__TASK STATEMENT__.
Repeat the whole listing exactly as written.

__SUPPLIED DATA__.

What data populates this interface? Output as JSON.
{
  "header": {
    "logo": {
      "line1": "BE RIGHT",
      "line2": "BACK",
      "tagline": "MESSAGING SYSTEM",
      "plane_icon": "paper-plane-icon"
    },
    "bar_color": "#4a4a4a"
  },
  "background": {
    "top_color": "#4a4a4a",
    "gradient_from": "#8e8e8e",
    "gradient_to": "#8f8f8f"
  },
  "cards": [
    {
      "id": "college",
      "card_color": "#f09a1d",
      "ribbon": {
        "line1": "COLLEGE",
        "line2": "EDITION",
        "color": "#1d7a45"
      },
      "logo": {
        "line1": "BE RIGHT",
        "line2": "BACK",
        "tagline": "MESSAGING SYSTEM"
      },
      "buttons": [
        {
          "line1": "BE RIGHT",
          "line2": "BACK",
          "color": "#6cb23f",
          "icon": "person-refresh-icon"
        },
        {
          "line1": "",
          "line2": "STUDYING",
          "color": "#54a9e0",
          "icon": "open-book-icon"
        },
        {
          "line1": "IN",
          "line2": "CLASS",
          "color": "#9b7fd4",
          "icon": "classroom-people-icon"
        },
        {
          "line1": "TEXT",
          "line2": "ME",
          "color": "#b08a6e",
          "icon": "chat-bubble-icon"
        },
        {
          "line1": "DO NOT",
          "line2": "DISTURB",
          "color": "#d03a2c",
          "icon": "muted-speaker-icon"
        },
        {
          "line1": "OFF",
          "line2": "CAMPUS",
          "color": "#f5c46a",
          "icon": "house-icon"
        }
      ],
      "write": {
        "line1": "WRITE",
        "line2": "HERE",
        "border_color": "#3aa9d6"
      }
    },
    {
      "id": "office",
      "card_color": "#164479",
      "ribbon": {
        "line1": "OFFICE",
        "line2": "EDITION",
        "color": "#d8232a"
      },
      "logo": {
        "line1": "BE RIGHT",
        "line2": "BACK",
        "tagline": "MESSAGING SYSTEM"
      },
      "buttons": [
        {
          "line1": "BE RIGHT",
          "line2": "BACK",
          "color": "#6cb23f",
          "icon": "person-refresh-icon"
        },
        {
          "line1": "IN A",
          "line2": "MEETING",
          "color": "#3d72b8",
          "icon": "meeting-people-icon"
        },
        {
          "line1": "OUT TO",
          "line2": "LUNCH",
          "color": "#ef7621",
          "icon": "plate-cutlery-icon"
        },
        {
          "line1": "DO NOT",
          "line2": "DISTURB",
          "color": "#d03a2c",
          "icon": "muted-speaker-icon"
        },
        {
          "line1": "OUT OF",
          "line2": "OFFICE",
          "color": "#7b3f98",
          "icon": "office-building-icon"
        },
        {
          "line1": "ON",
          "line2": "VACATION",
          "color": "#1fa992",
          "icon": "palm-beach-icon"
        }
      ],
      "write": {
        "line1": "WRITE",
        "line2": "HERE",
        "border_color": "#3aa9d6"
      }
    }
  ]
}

__SOLUTION FOR THIS EXERCISE__.
What data populates this interface? Output as JSON.
{
  "header": {
    "logo": {
      "line1": "BE RIGHT",
      "line2": "BACK",
      "tagline": "MESSAGING SYSTEM",
      "plane_icon": "paper-plane-icon"
    },
    "bar_color": "#4a4a4a"
  },
  "background": {
    "top_color": "#4a4a4a",
    "gradient_from": "#8e8e8e",
    "gradient_to": "#8f8f8f"
  },
  "cards": [
    {
      "id": "college",
      "card_color": "#f09a1d",
      "ribbon": {
        "line1": "COLLEGE",
        "line2": "EDITION",
        "color": "#1d7a45"
      },
      "logo": {
        "line1": "BE RIGHT",
        "line2": "BACK",
        "tagline": "MESSAGING SYSTEM"
      },
      "buttons": [
        {
          "line1": "BE RIGHT",
          "line2": "BACK",
          "color": "#6cb23f",
          "icon": "person-refresh-icon"
        },
        {
          "line1": "",
          "line2": "STUDYING",
          "color": "#54a9e0",
          "icon": "open-book-icon"
        },
        {
          "line1": "IN",
          "line2": "CLASS",
          "color": "#9b7fd4",
          "icon": "classroom-people-icon"
        },
        {
          "line1": "TEXT",
          "line2": "ME",
          "color": "#b08a6e",
          "icon": "chat-bubble-icon"
        },
        {
          "line1": "DO NOT",
          "line2": "DISTURB",
          "color": "#d03a2c",
          "icon": "muted-speaker-icon"
        },
        {
          "line1": "OFF",
          "line2": "CAMPUS",
          "color": "#f5c46a",
          "icon": "house-icon"
        }
      ],
      "write": {
        "line1": "WRITE",
        "line2": "HERE",
        "border_color": "#3aa9d6"
      }
    },
    {
      "id": "office",
      "card_color": "#164479",
      "ribbon": {
        "line1": "OFFICE",
        "line2": "EDITION",
        "color": "#d8232a"
      },
      "logo": {
        "line1": "BE RIGHT",
        "line2": "BACK",
        "tagline": "MESSAGING SYSTEM"
      },
      "buttons": [
        {
          "line1": "BE RIGHT",
          "line2": "BACK",
          "color": "#6cb23f",
          "icon": "person-refresh-icon"
        },
        {
          "line1": "IN A",
          "line2": "MEETING",
          "color": "#3d72b8",
          "icon": "meeting-people-icon"
        },
        {
          "line1": "OUT TO",
          "line2": "LUNCH",
          "color": "#ef7621",
          "icon": "plate-cutlery-icon"
        },
        {
          "line1": "DO NOT",
          "line2": "DISTURB",
          "color": "#d03a2c",
          "icon": "muted-speaker-icon"
        },
        {
          "line1": "OUT OF",
          "line2": "OFFICE",
          "color": "#7b3f98",
          "icon": "office-building-icon"
        },
        {
          "line1": "ON",
          "line2": "VACATION",
          "color": "#1fa992",
          "icon": "palm-beach-icon"
        }
      ],
      "write": {
        "line1": "WRITE",
        "line2": "HERE",
        "border_color": "#3aa9d6"
      }
    }
  ]
}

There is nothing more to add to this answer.